====== DATA TO USE ======

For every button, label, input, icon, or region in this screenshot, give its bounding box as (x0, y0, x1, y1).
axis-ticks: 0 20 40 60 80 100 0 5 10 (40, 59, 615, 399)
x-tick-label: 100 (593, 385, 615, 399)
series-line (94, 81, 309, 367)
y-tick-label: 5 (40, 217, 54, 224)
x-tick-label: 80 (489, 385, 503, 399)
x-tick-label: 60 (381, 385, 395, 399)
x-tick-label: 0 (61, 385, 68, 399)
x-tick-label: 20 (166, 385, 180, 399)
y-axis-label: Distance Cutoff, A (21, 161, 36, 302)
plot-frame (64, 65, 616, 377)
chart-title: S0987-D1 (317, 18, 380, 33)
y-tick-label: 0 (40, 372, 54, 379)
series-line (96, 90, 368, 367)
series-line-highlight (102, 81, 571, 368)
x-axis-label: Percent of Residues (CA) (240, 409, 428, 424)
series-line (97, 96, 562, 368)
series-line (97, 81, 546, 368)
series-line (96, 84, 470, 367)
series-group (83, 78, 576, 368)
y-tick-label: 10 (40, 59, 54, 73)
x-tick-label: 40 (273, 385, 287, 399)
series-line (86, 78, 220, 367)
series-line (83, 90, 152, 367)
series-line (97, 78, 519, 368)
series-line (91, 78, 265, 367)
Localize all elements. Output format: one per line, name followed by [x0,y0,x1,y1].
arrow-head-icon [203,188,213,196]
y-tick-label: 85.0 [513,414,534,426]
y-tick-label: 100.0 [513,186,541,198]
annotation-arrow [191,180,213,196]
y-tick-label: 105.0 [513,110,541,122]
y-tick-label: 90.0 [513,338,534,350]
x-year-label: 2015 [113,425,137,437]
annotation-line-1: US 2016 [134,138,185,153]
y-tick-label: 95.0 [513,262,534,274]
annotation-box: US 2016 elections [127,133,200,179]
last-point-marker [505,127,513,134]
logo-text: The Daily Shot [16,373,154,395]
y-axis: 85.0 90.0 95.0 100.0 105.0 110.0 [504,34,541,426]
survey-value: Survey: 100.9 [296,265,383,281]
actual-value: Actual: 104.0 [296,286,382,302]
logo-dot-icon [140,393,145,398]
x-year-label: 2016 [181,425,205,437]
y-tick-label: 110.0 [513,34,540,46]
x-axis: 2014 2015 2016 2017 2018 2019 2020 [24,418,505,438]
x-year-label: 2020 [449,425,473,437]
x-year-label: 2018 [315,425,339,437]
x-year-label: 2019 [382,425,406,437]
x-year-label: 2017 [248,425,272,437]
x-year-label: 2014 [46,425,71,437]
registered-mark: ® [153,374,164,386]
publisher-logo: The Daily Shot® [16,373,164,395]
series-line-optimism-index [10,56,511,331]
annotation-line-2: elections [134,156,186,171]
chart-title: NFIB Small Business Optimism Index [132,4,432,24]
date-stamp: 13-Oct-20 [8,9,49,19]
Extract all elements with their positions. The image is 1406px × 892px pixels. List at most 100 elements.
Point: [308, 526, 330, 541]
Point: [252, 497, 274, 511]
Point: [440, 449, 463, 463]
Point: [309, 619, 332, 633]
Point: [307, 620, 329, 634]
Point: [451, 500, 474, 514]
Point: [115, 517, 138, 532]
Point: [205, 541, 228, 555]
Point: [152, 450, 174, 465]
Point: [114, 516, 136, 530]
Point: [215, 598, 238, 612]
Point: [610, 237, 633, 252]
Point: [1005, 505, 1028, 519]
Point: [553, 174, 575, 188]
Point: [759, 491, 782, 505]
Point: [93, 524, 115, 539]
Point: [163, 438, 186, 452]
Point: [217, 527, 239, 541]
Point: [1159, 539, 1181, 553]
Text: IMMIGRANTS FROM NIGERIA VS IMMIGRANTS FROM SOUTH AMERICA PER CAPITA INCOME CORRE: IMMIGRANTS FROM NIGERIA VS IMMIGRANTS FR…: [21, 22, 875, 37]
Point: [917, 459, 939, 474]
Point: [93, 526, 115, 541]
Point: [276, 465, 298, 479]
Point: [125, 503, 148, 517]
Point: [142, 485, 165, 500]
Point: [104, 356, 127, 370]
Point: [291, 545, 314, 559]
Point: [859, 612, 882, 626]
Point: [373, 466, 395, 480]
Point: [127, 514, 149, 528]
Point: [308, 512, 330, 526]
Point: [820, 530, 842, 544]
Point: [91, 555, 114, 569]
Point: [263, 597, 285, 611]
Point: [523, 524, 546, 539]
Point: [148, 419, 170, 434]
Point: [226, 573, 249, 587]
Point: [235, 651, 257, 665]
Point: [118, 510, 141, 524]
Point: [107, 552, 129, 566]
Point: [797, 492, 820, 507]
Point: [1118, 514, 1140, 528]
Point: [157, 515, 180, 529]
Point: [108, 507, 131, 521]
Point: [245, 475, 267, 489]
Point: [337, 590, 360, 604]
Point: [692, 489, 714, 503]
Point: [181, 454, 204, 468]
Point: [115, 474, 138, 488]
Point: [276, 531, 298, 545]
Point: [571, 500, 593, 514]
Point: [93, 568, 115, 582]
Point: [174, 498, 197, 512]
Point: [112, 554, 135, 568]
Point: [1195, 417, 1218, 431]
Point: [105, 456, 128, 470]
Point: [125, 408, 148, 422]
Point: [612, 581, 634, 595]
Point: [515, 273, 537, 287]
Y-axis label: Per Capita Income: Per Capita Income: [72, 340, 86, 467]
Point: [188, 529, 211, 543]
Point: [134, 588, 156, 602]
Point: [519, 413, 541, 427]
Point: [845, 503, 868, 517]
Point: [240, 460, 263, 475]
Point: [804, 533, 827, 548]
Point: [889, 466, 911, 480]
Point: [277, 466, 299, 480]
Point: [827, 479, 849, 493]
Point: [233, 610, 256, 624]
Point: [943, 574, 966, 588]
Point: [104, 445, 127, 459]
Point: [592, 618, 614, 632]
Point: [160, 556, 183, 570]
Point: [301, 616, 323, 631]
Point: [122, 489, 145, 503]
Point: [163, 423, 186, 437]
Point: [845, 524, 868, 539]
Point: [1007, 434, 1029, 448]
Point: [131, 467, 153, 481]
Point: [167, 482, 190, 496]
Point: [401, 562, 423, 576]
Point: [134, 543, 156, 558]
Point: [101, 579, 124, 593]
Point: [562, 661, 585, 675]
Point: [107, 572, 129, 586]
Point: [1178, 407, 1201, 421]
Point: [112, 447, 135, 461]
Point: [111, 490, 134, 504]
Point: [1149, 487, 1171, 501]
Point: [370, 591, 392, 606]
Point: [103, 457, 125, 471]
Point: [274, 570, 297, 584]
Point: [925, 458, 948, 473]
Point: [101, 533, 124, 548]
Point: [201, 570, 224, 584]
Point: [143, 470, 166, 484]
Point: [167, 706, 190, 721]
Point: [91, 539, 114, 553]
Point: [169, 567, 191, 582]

======

WRITTEN INSTRUCTION: Can you repeat the listing from its start through the line containing "series-line (86, 78, 220, 367)", renaming every "y-tick-label" to "y-axis-tick" and leaving everything else unchanged?

ANSWER BELOW:
For every button, label, input, icon, or region in this screenshot, give its bounding box as (x0, y0, x1, y1).
axis-ticks: 0 20 40 60 80 100 0 5 10 (40, 59, 615, 399)
x-tick-label: 100 (593, 385, 615, 399)
series-line (94, 81, 309, 367)
y-axis-tick: 5 (40, 217, 54, 224)
x-tick-label: 80 (489, 385, 503, 399)
x-tick-label: 60 (381, 385, 395, 399)
x-tick-label: 0 (61, 385, 68, 399)
x-tick-label: 20 (166, 385, 180, 399)
y-axis-label: Distance Cutoff, A (21, 161, 36, 302)
plot-frame (64, 65, 616, 377)
chart-title: S0987-D1 (317, 18, 380, 33)
y-axis-tick: 0 (40, 372, 54, 379)
series-line (96, 90, 368, 367)
series-line-highlight (102, 81, 571, 368)
x-axis-label: Percent of Residues (CA) (240, 409, 428, 424)
series-line (97, 96, 562, 368)
series-line (97, 81, 546, 368)
series-line (96, 84, 470, 367)
series-group (83, 78, 576, 368)
y-axis-tick: 10 (40, 59, 54, 73)
x-tick-label: 40 (273, 385, 287, 399)
series-line (86, 78, 220, 367)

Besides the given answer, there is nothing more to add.